-- START OF Exercise materials --

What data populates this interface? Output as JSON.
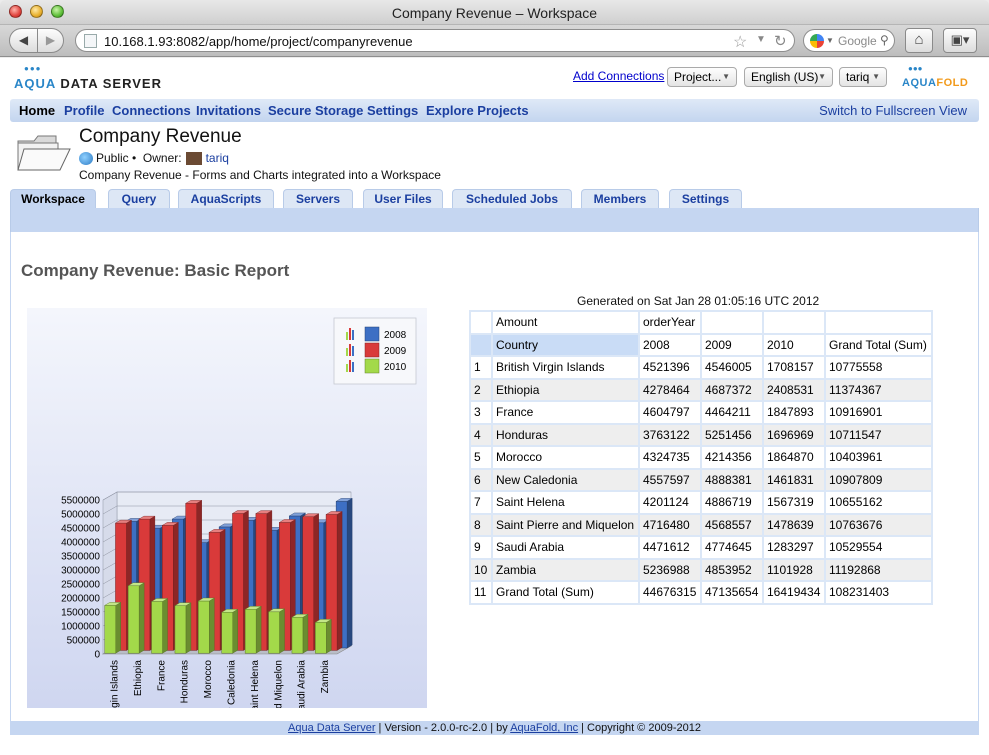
{
  "window": {
    "title": "Company Revenue – Workspace"
  },
  "browser": {
    "url": "10.168.1.93:8082/app/home/project/companyrevenue",
    "search_placeholder": "Google"
  },
  "header": {
    "logo_aqua": "AQUA",
    "logo_rest": "DATA SERVER",
    "add_connections": "Add Connections",
    "project_select": "Project...",
    "language_select": "English (US)",
    "user_select": "tariq",
    "brand_right_a": "AQUA",
    "brand_right_b": "FOLD"
  },
  "nav": {
    "items": [
      "Home",
      "Profile",
      "Connections",
      "Invitations",
      "Secure Storage",
      "Settings",
      "Explore Projects"
    ],
    "fullscreen": "Switch to Fullscreen View"
  },
  "project": {
    "title": "Company Revenue",
    "visibility": "Public •",
    "owner_label": "Owner:",
    "owner": "tariq",
    "description": "Company Revenue - Forms and Charts integrated into a Workspace"
  },
  "tabs": [
    "Workspace",
    "Query",
    "AquaScripts",
    "Servers",
    "User Files",
    "Scheduled Jobs",
    "Members",
    "Settings"
  ],
  "report": {
    "title": "Company Revenue: Basic Report",
    "generated": "Generated on Sat Jan 28 01:05:16 UTC 2012"
  },
  "table": {
    "header1": [
      "Amount",
      "orderYear"
    ],
    "header2": [
      "Country",
      "2008",
      "2009",
      "2010",
      "Grand Total (Sum)"
    ],
    "rows": [
      [
        "1",
        "British Virgin Islands",
        "4521396",
        "4546005",
        "1708157",
        "10775558"
      ],
      [
        "2",
        "Ethiopia",
        "4278464",
        "4687372",
        "2408531",
        "11374367"
      ],
      [
        "3",
        "France",
        "4604797",
        "4464211",
        "1847893",
        "10916901"
      ],
      [
        "4",
        "Honduras",
        "3763122",
        "5251456",
        "1696969",
        "10711547"
      ],
      [
        "5",
        "Morocco",
        "4324735",
        "4214356",
        "1864870",
        "10403961"
      ],
      [
        "6",
        "New Caledonia",
        "4557597",
        "4888381",
        "1461831",
        "10907809"
      ],
      [
        "7",
        "Saint Helena",
        "4201124",
        "4886719",
        "1567319",
        "10655162"
      ],
      [
        "8",
        "Saint Pierre and Miquelon",
        "4716480",
        "4568557",
        "1478639",
        "10763676"
      ],
      [
        "9",
        "Saudi Arabia",
        "4471612",
        "4774645",
        "1283297",
        "10529554"
      ],
      [
        "10",
        "Zambia",
        "5236988",
        "4853952",
        "1101928",
        "11192868"
      ],
      [
        "11",
        "Grand Total (Sum)",
        "44676315",
        "47135654",
        "16419434",
        "108231403"
      ]
    ]
  },
  "chart_data": {
    "type": "bar",
    "categories": [
      "British Virgin Islands",
      "Ethiopia",
      "France",
      "Honduras",
      "Morocco",
      "New Caledonia",
      "Saint Helena",
      "Saint Pierre and Miquelon",
      "Saudi Arabia",
      "Zambia"
    ],
    "series": [
      {
        "name": "2008",
        "color": "#3d6fc4",
        "values": [
          4521396,
          4278464,
          4604797,
          3763122,
          4324735,
          4557597,
          4201124,
          4716480,
          4471612,
          5236988
        ]
      },
      {
        "name": "2009",
        "color": "#d93a3a",
        "values": [
          4546005,
          4687372,
          4464211,
          5251456,
          4214356,
          4888381,
          4886719,
          4568557,
          4774645,
          4853952
        ]
      },
      {
        "name": "2010",
        "color": "#a3d94a",
        "values": [
          1708157,
          2408531,
          1847893,
          1696969,
          1864870,
          1461831,
          1567319,
          1478639,
          1283297,
          1101928
        ]
      }
    ],
    "yticks": [
      "0",
      "500000",
      "1000000",
      "1500000",
      "2000000",
      "2500000",
      "3000000",
      "3500000",
      "4000000",
      "4500000",
      "5000000",
      "5500000"
    ],
    "ylim": [
      0,
      5500000
    ],
    "legend": "top-right",
    "grid": true
  },
  "footer": {
    "link1": "Aqua Data Server",
    "mid": " | Version - 2.0.0-rc-2.0 | by ",
    "link2": "AquaFold, Inc",
    "end": " | Copyright © 2009-2012"
  }
}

-- END OF Exercise materials --

Stated problem | Leave out the pictures and give the listing above again exactly.

Reply to the task |
What data populates this interface? Output as JSON.
{
  "window": {
    "title": "Company Revenue – Workspace"
  },
  "browser": {
    "url": "10.168.1.93:8082/app/home/project/companyrevenue",
    "search_placeholder": "Google"
  },
  "header": {
    "logo_aqua": "AQUA",
    "logo_rest": "DATA SERVER",
    "add_connections": "Add Connections",
    "project_select": "Project...",
    "language_select": "English (US)",
    "user_select": "tariq",
    "brand_right_a": "AQUA",
    "brand_right_b": "FOLD"
  },
  "nav": {
    "items": [
      "Home",
      "Profile",
      "Connections",
      "Invitations",
      "Secure Storage",
      "Settings",
      "Explore Projects"
    ],
    "fullscreen": "Switch to Fullscreen View"
  },
  "project": {
    "title": "Company Revenue",
    "visibility": "Public •",
    "owner_label": "Owner:",
    "owner": "tariq",
    "description": "Company Revenue - Forms and Charts integrated into a Workspace"
  },
  "tabs": [
    "Workspace",
    "Query",
    "AquaScripts",
    "Servers",
    "User Files",
    "Scheduled Jobs",
    "Members",
    "Settings"
  ],
  "report": {
    "title": "Company Revenue: Basic Report",
    "generated": "Generated on Sat Jan 28 01:05:16 UTC 2012"
  },
  "table": {
    "header1": [
      "Amount",
      "orderYear"
    ],
    "header2": [
      "Country",
      "2008",
      "2009",
      "2010",
      "Grand Total (Sum)"
    ],
    "rows": [
      [
        "1",
        "British Virgin Islands",
        "4521396",
        "4546005",
        "1708157",
        "10775558"
      ],
      [
        "2",
        "Ethiopia",
        "4278464",
        "4687372",
        "2408531",
        "11374367"
      ],
      [
        "3",
        "France",
        "4604797",
        "4464211",
        "1847893",
        "10916901"
      ],
      [
        "4",
        "Honduras",
        "3763122",
        "5251456",
        "1696969",
        "10711547"
      ],
      [
        "5",
        "Morocco",
        "4324735",
        "4214356",
        "1864870",
        "10403961"
      ],
      [
        "6",
        "New Caledonia",
        "4557597",
        "4888381",
        "1461831",
        "10907809"
      ],
      [
        "7",
        "Saint Helena",
        "4201124",
        "4886719",
        "1567319",
        "10655162"
      ],
      [
        "8",
        "Saint Pierre and Miquelon",
        "4716480",
        "4568557",
        "1478639",
        "10763676"
      ],
      [
        "9",
        "Saudi Arabia",
        "4471612",
        "4774645",
        "1283297",
        "10529554"
      ],
      [
        "10",
        "Zambia",
        "5236988",
        "4853952",
        "1101928",
        "11192868"
      ],
      [
        "11",
        "Grand Total (Sum)",
        "44676315",
        "47135654",
        "16419434",
        "108231403"
      ]
    ]
  },
  "chart_data": {
    "type": "bar",
    "categories": [
      "British Virgin Islands",
      "Ethiopia",
      "France",
      "Honduras",
      "Morocco",
      "New Caledonia",
      "Saint Helena",
      "Saint Pierre and Miquelon",
      "Saudi Arabia",
      "Zambia"
    ],
    "series": [
      {
        "name": "2008",
        "color": "#3d6fc4",
        "values": [
          4521396,
          4278464,
          4604797,
          3763122,
          4324735,
          4557597,
          4201124,
          4716480,
          4471612,
          5236988
        ]
      },
      {
        "name": "2009",
        "color": "#d93a3a",
        "values": [
          4546005,
          4687372,
          4464211,
          5251456,
          4214356,
          4888381,
          4886719,
          4568557,
          4774645,
          4853952
        ]
      },
      {
        "name": "2010",
        "color": "#a3d94a",
        "values": [
          1708157,
          2408531,
          1847893,
          1696969,
          1864870,
          1461831,
          1567319,
          1478639,
          1283297,
          1101928
        ]
      }
    ],
    "yticks": [
      "0",
      "500000",
      "1000000",
      "1500000",
      "2000000",
      "2500000",
      "3000000",
      "3500000",
      "4000000",
      "4500000",
      "5000000",
      "5500000"
    ],
    "ylim": [
      0,
      5500000
    ],
    "legend": "top-right",
    "grid": true
  },
  "footer": {
    "link1": "Aqua Data Server",
    "mid": " | Version - 2.0.0-rc-2.0 | by ",
    "link2": "AquaFold, Inc",
    "end": " | Copyright © 2009-2012"
  }
}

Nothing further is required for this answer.